- Description of the task -
Go through each line of the records below and count those with the word "Pavel". Give only the count.

- Data section -
┄┄┄┄┄┄┄┄┄┄┄┄┄┄┄┄┄┄┄┄

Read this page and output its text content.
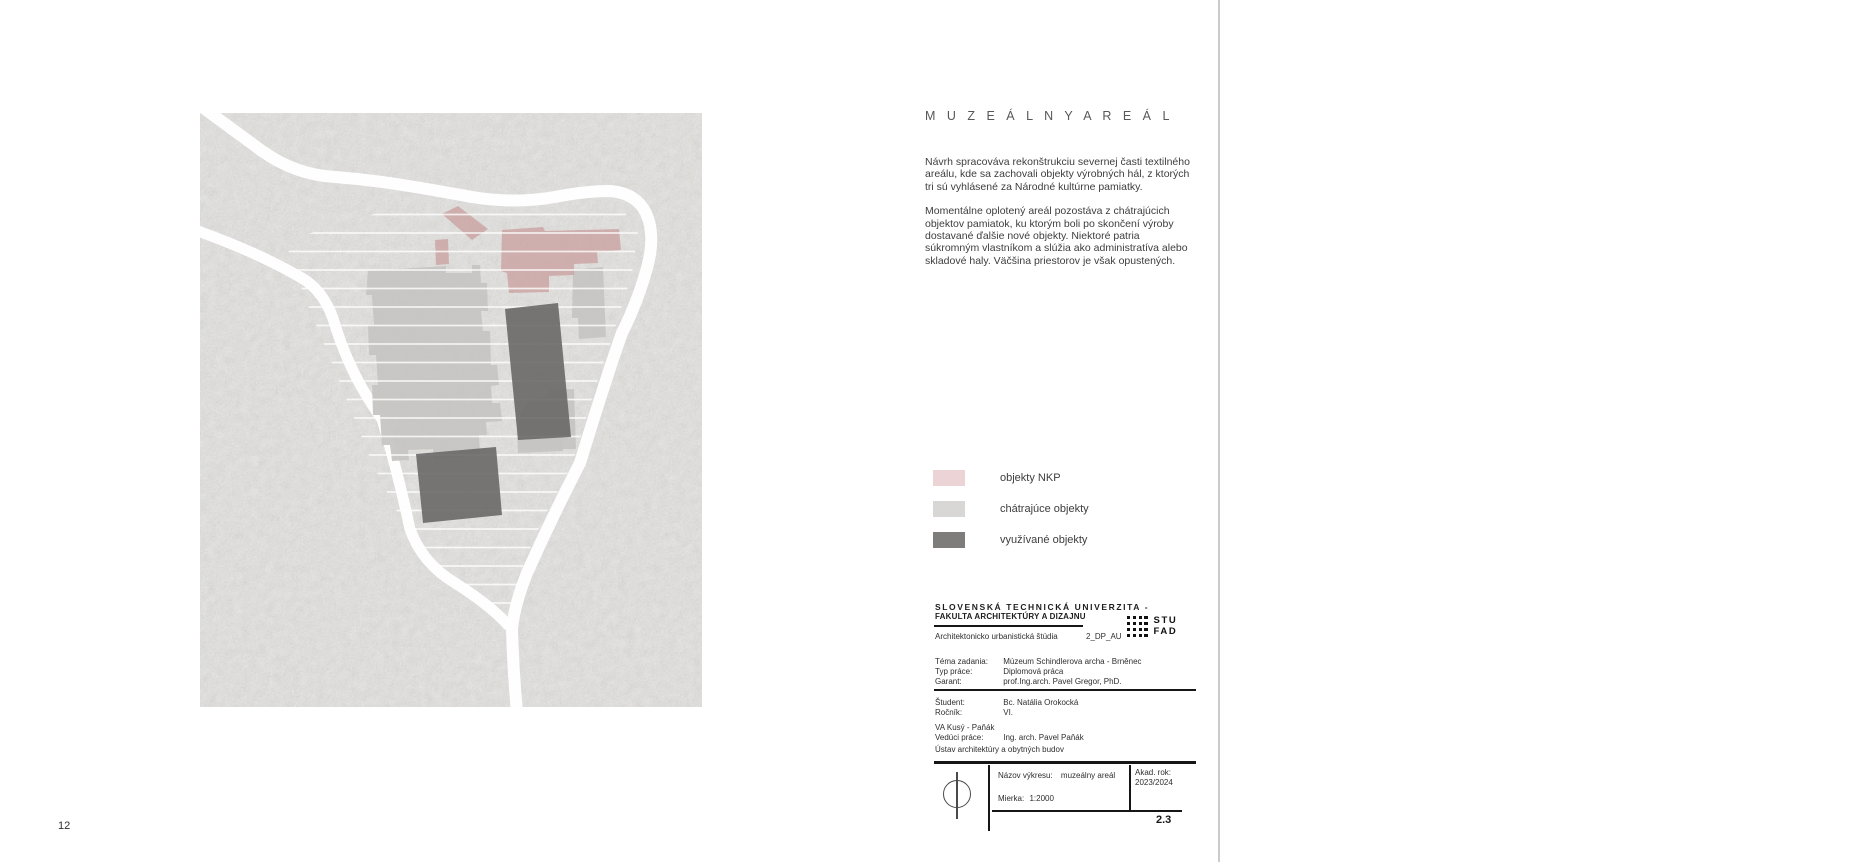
12
M U Z E Á L N Y A R E Á L

Návrh spracováva rekonštrukciu severnej časti textilného areálu, kde sa zachovali objekty výrobných hál, z ktorých tri sú vyhlásené za Národné kultúrne pamiatky.

Momentálne oplotený areál pozostáva z chátrajúcich objektov pamiatok, ku ktorým boli po skončení výroby dostavané ďalšie nové objekty. Niektoré patria súkromným vlastníkom a slúžia ako administratíva alebo skladové haly. Väčšina priestorov je však opustených.

objekty NKP
chátrajúce objekty
využívané objekty
SLOVENSKÁ TECHNICKÁ UNIVERZITA -
FAKULTA ARCHITEKTÚRY A DIZAJNU
Architektonicko urbanistická štúdia	2_DP_AU
STU
FAD
Téma zadania: Múzeum Schindlerova archa - Brněnec
Typ práce:	Diplomová práca
Garant:	prof.Ing.arch. Pavel Gregor, PhD.
Študent:	Bc. Natália Orokocká
Ročník:	VI.
VA Kusý - Paňák
Vedúci práce: Ing. arch. Pavel Paňák
Ústav architektúry a obytných budov
Názov výkresu: muzeálny areál Akad. rok:
2023/2024
Mierka: 1:2000
2.3
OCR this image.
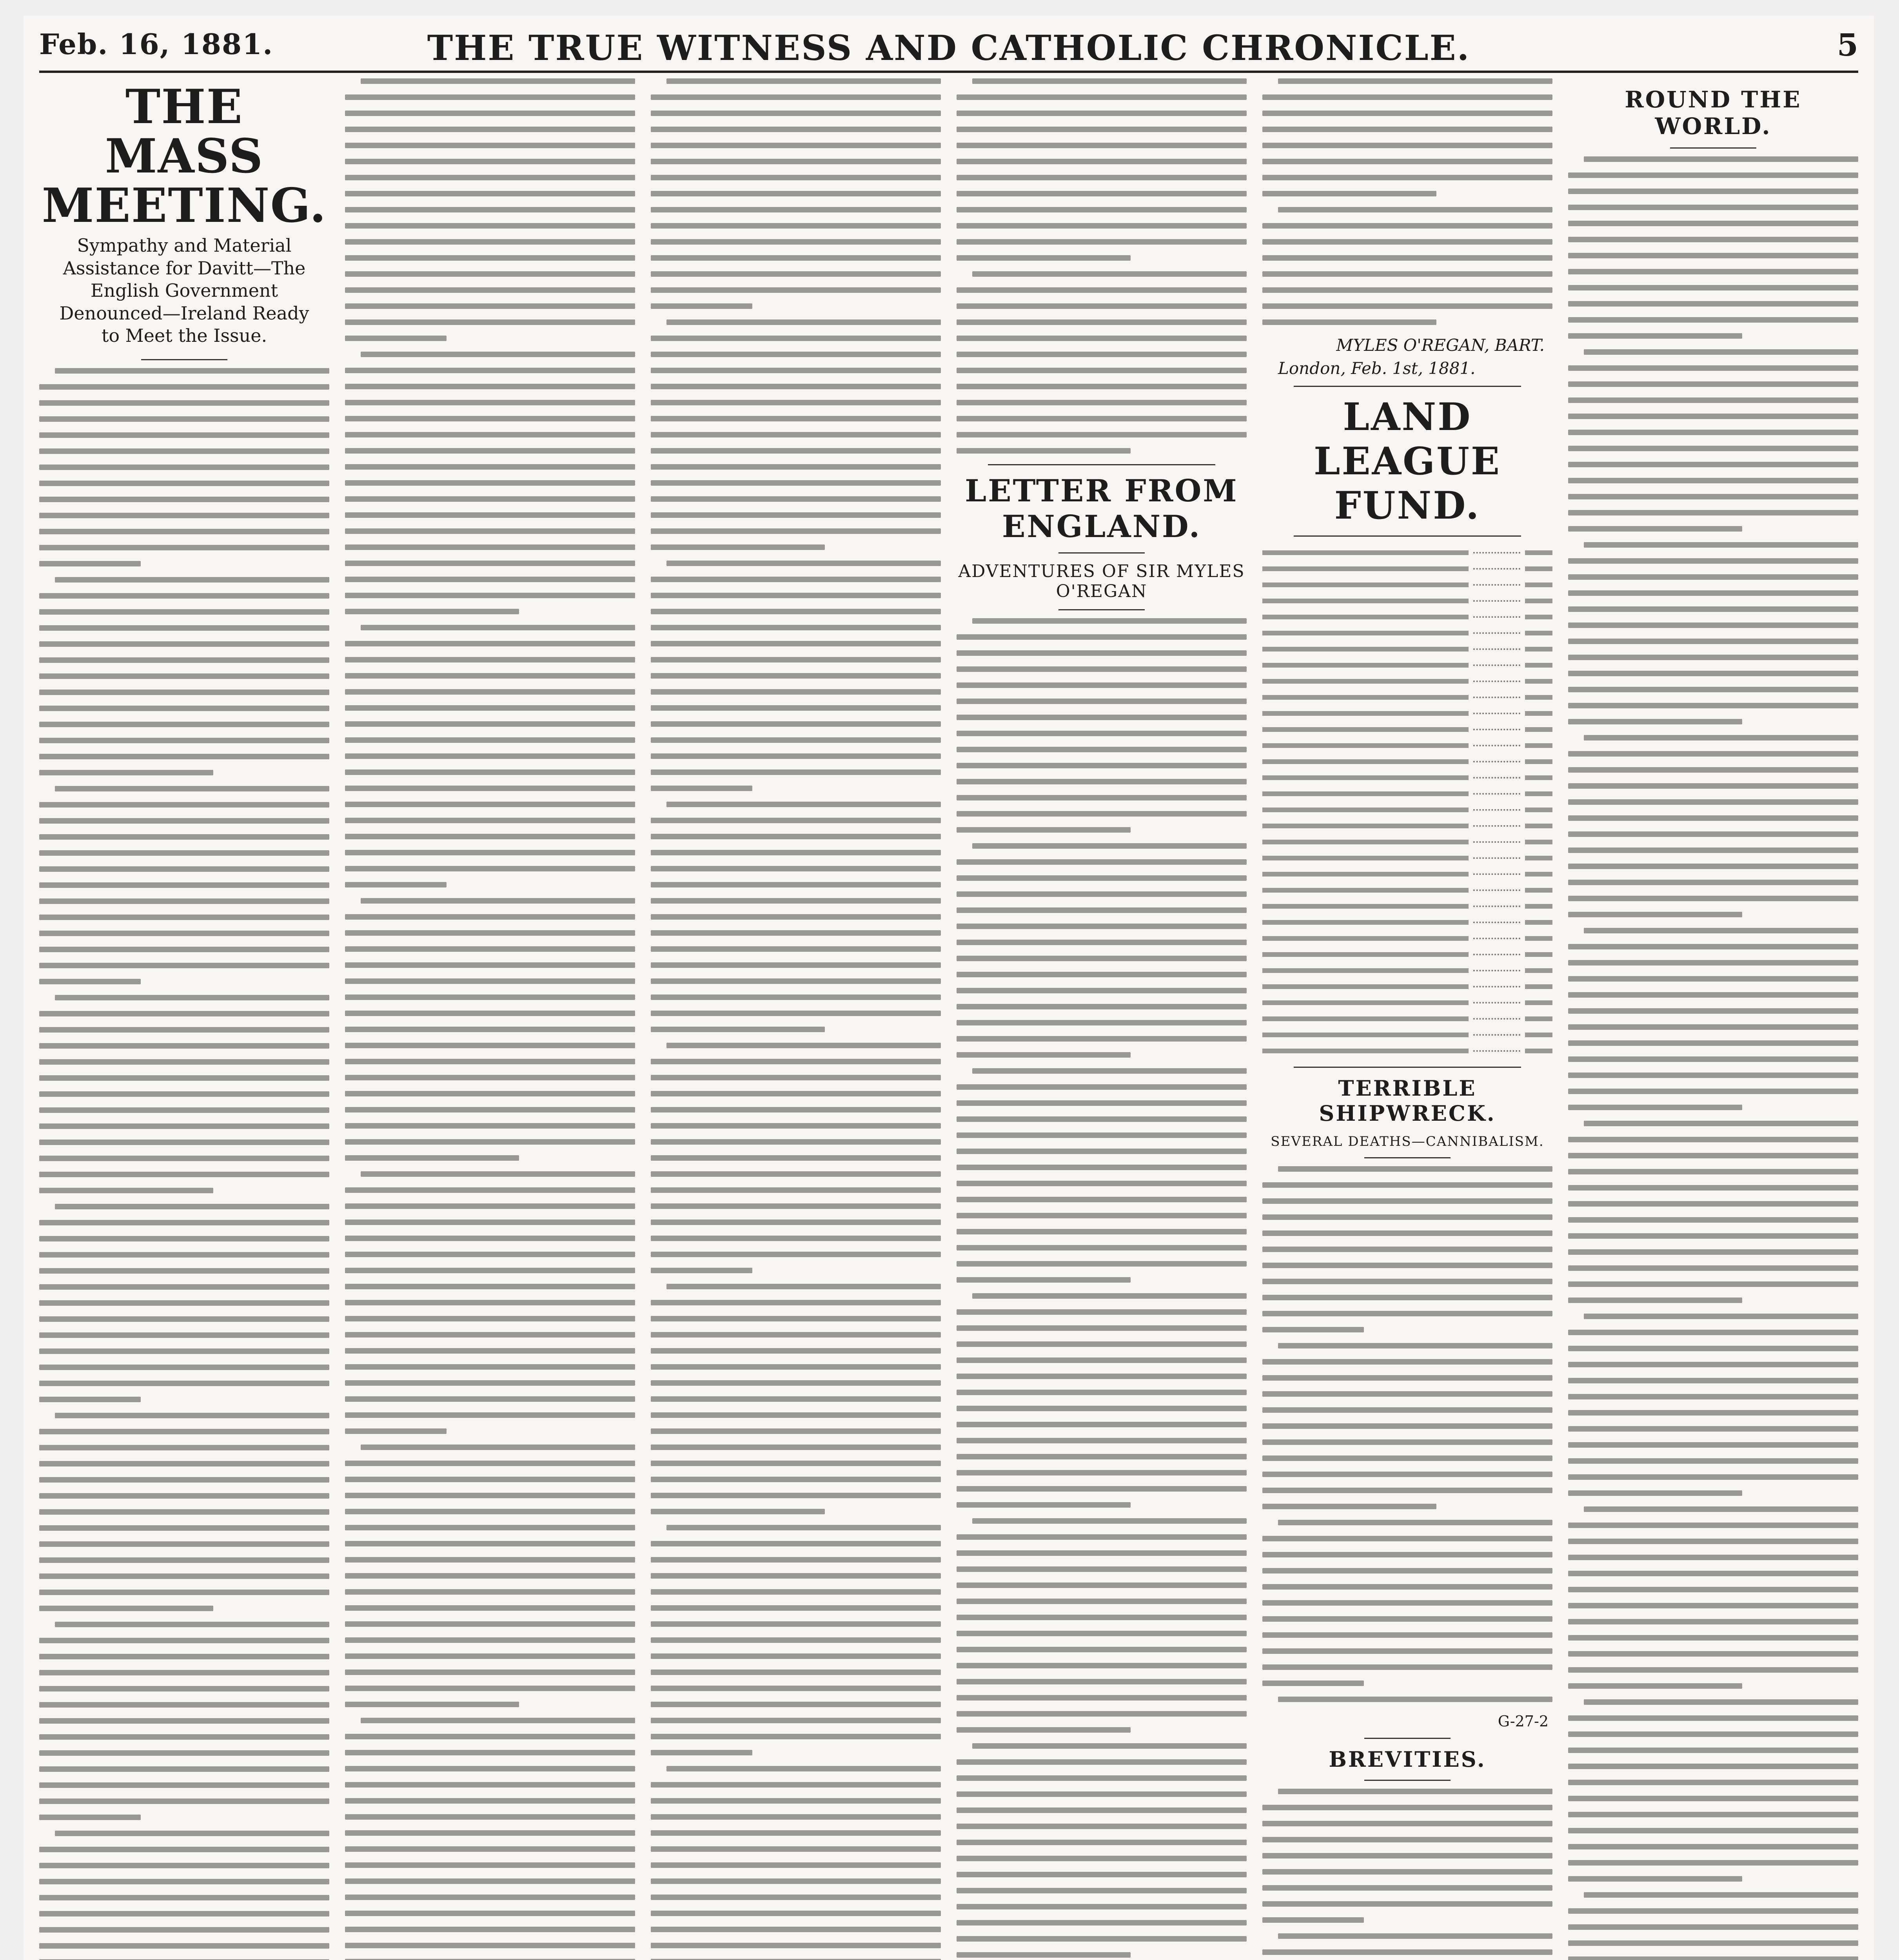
Feb. 16, 1881.	THE TRUE WITNESS AND CATHOLIC CHRONICLE.	5
THE MASS MEETING.
Sympathy and Material Assistance for Davitt—The English Government Denounced—Ireland Ready to Meet the Issue.
LETTER FROM ENGLAND.
ADVENTURES OF SIR MYLES O'REGAN
MYLES O'REGAN, BART.
London, Feb. 1st, 1881.
LAND LEAGUE FUND.
TERRIBLE SHIPWRECK.
SEVERAL DEATHS—CANNIBALISM.
G-27-2
BREVITIES.
ROUND THE WORLD.
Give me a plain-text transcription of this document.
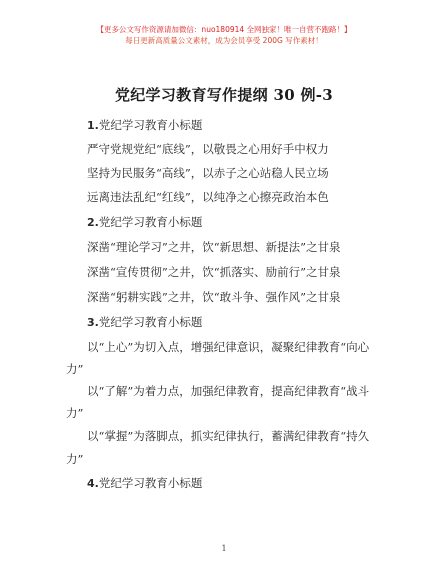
【更多公文写作资源请加微信：nuo180914 全网独家！唯一自营不跑路！】
每日更新高质量公文素材，成为会员享受 200G 写作素材！
党纪学习教育写作提纲 30 例-3
1.党纪学习教育小标题
严守党规党纪“底线”，以敬畏之心用好手中权力
坚持为民服务“高线”，以赤子之心站稳人民立场
远离违法乱纪“红线”，以纯净之心擦亮政治本色
2.党纪学习教育小标题
深凿“理论学习”之井，饮“新思想、新提法”之甘泉
深凿“宣传贯彻”之井，饮“抓落实、励前行”之甘泉
深凿“躬耕实践”之井，饮“敢斗争、强作风”之甘泉
3.党纪学习教育小标题
以“上心”为切入点，增强纪律意识，凝聚纪律教育“向心
力”
以“了解”为着力点，加强纪律教育，提高纪律教育“战斗
力”
以“掌握”为落脚点，抓实纪律执行，蓄满纪律教育“持久
力”
4.党纪学习教育小标题
1
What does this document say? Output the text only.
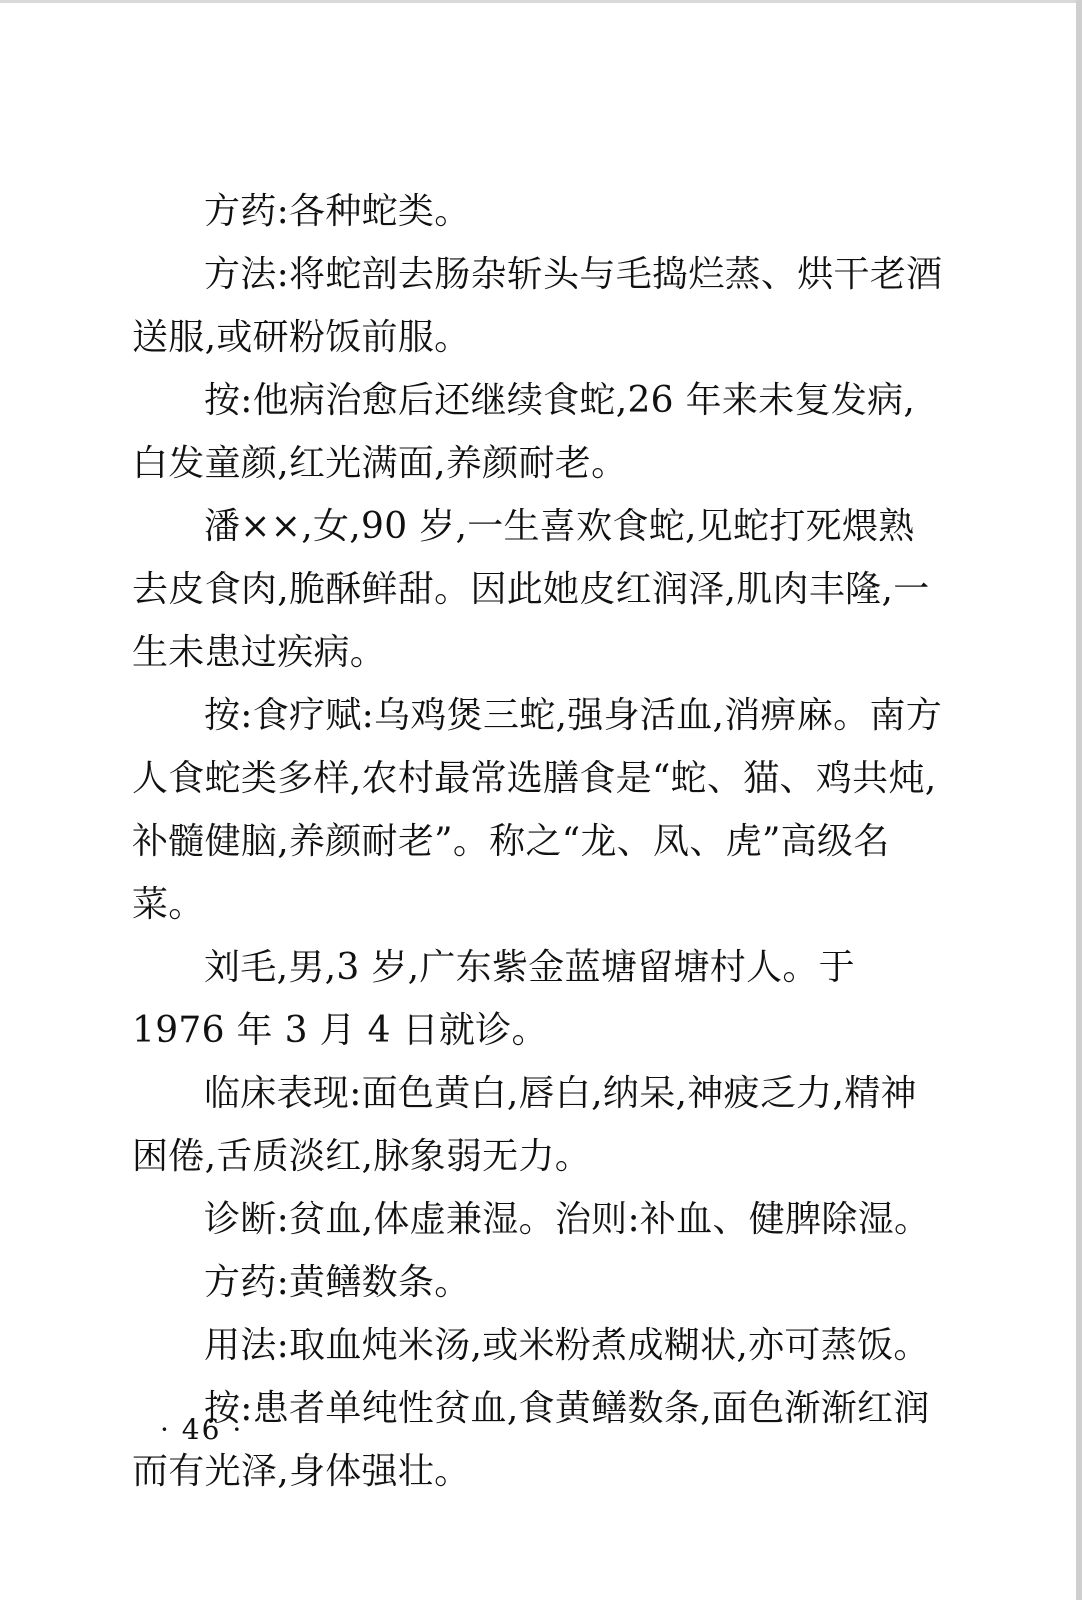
方药:各种蛇类。

方法:将蛇剖去肠杂斩头与毛捣烂蒸、烘干老酒送服,或研粉饭前服。

按:他病治愈后还继续食蛇,26 年来未复发病,白发童颜,红光满面,养颜耐老。

潘××,女,90 岁,一生喜欢食蛇,见蛇打死煨熟去皮食肉,脆酥鲜甜。因此她皮红润泽,肌肉丰隆,一生未患过疾病。

按:食疗赋:乌鸡煲三蛇,强身活血,消痹麻。南方人食蛇类多样,农村最常选膳食是“蛇、猫、鸡共炖,补髓健脑,养颜耐老”。称之“龙、凤、虎”高级名菜。

刘毛,男,3 岁,广东紫金蓝塘留塘村人。于 1976 年 3 月 4 日就诊。

临床表现:面色黄白,唇白,纳呆,神疲乏力,精神困倦,舌质淡红,脉象弱无力。

诊断:贫血,体虚兼湿。治则:补血、健脾除湿。

方药:黄鳝数条。

用法:取血炖米汤,或米粉煮成糊状,亦可蒸饭。

按:患者单纯性贫血,食黄鳝数条,面色渐渐红润而有光泽,身体强壮。

· 46 ·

┄┄┄┄┄┄┄┄┄┄┄┄┄┄┄┄┄┄┄┄

- Reply to the exercise -
2